WHAT YOU HAVE TO DO
Output the dataset records word for word, starting with the first line and ending with the line that contains "tab-problems[interactable]: PROBLEMS xyxy=(1055,140,1124,158)", including both of those lines.

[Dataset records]
[Start]

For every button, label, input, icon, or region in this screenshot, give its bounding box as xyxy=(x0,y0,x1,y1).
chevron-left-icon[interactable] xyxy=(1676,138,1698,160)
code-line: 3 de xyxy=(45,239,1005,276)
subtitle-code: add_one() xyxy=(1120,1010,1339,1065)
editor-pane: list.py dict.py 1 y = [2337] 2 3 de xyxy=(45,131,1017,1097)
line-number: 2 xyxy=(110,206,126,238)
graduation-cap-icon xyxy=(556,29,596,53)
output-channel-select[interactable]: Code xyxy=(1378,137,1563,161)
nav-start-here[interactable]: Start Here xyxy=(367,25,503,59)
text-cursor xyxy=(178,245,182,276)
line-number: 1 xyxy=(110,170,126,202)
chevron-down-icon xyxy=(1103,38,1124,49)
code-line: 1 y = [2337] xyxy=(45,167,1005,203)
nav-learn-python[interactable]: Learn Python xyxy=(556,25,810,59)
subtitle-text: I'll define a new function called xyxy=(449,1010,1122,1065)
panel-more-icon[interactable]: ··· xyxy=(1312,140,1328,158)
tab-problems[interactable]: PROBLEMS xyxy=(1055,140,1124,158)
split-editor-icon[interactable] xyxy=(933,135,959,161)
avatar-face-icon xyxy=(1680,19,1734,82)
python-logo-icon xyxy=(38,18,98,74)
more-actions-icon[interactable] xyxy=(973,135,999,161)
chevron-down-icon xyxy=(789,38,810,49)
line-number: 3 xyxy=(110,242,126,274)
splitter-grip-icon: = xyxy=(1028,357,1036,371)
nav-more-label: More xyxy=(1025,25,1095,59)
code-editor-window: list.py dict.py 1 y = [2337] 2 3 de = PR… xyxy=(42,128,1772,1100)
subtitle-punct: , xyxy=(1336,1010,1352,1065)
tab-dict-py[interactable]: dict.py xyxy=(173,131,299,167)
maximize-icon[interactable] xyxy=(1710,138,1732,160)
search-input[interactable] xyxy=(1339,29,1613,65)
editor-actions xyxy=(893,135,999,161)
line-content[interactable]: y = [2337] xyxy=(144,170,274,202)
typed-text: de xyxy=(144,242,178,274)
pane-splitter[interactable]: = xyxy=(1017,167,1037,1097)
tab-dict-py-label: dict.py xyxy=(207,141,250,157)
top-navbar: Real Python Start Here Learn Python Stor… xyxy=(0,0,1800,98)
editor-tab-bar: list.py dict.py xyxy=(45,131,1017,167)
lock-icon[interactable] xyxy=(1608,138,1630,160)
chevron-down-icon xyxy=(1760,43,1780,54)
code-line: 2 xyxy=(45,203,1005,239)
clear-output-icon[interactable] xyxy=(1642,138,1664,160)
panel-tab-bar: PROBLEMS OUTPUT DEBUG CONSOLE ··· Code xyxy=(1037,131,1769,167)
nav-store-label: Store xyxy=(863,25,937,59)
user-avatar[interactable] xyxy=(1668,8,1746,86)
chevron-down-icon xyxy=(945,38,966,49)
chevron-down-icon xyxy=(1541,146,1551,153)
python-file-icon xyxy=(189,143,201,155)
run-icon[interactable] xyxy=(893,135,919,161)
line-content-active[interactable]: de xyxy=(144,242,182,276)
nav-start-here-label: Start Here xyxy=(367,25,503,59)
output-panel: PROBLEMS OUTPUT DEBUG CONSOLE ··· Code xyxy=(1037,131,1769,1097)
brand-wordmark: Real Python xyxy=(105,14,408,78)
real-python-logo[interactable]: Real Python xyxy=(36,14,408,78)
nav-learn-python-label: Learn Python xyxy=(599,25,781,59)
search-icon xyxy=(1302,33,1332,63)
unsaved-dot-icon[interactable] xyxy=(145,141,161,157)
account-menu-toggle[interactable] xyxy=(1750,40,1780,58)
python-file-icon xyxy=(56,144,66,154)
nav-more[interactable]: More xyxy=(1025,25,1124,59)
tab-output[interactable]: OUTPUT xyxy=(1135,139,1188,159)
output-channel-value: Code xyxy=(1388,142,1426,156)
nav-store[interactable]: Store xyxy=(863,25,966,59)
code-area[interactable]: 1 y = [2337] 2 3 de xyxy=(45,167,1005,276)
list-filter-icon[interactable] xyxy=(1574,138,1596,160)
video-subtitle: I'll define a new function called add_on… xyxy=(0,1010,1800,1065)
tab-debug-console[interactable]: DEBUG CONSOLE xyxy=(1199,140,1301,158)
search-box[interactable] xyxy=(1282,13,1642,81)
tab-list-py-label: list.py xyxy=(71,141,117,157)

[End]

ANSWER TO THE EXERCISE
For every button, label, input, icon, or region in this screenshot, give its bounding box as xyxy=(x0,y0,x1,y1).
chevron-left-icon[interactable] xyxy=(1676,138,1698,160)
code-line: 3 de xyxy=(45,239,1005,276)
subtitle-code: add_one() xyxy=(1120,1010,1339,1065)
editor-pane: list.py dict.py 1 y = [2337] 2 3 de xyxy=(45,131,1017,1097)
line-number: 2 xyxy=(110,206,126,238)
graduation-cap-icon xyxy=(556,29,596,53)
output-channel-select[interactable]: Code xyxy=(1378,137,1563,161)
nav-start-here[interactable]: Start Here xyxy=(367,25,503,59)
text-cursor xyxy=(178,245,182,276)
line-number: 1 xyxy=(110,170,126,202)
chevron-down-icon xyxy=(1103,38,1124,49)
code-line: 1 y = [2337] xyxy=(45,167,1005,203)
nav-learn-python[interactable]: Learn Python xyxy=(556,25,810,59)
subtitle-text: I'll define a new function called xyxy=(449,1010,1122,1065)
panel-more-icon[interactable]: ··· xyxy=(1312,140,1328,158)
tab-problems[interactable]: PROBLEMS xyxy=(1055,140,1124,158)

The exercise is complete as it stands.